▸ Data to use:
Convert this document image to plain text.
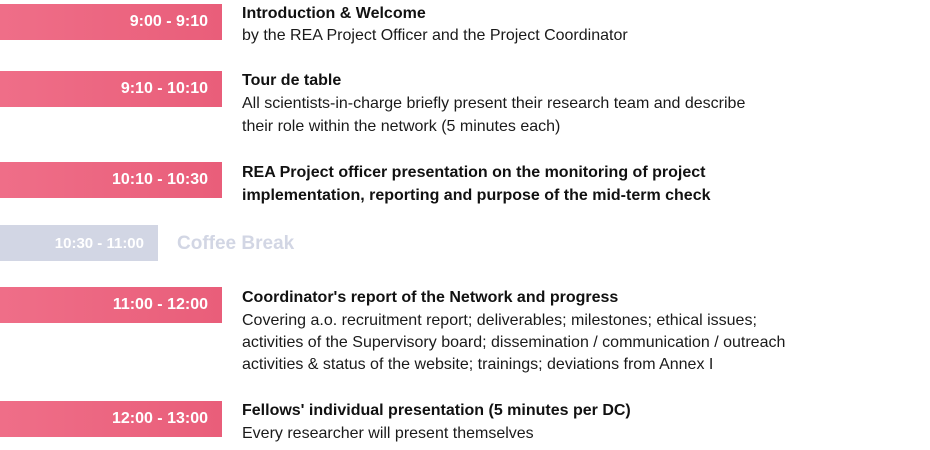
9:00 - 9:10 Introduction & Welcome
by the REA Project Officer and the Project Coordinator
9:10 - 10:10 Tour de table
All scientists-in-charge briefly present their research team and describe
their role within the network (5 minutes each)
10:10 - 10:30 REA Project officer presentation on the monitoring of project
implementation, reporting and purpose of the mid-term check
10:30 - 11:00 Coffee Break
11:00 - 12:00 Coordinator's report of the Network and progress
Covering a.o. recruitment report; deliverables; milestones; ethical issues;
activities of the Supervisory board; dissemination / communication / outreach
activities & status of the website; trainings; deviations from Annex I
12:00 - 13:00 Fellows' individual presentation (5 minutes per DC)
Every researcher will present themselves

▸ Work required:
Identify the lines in the entries that hold "Coordinator" and return each one.

▸ Exercise solution:
by the REA Project Officer and the Project Coordinator
11:00 - 12:00 Coordinator's report of the Network and progress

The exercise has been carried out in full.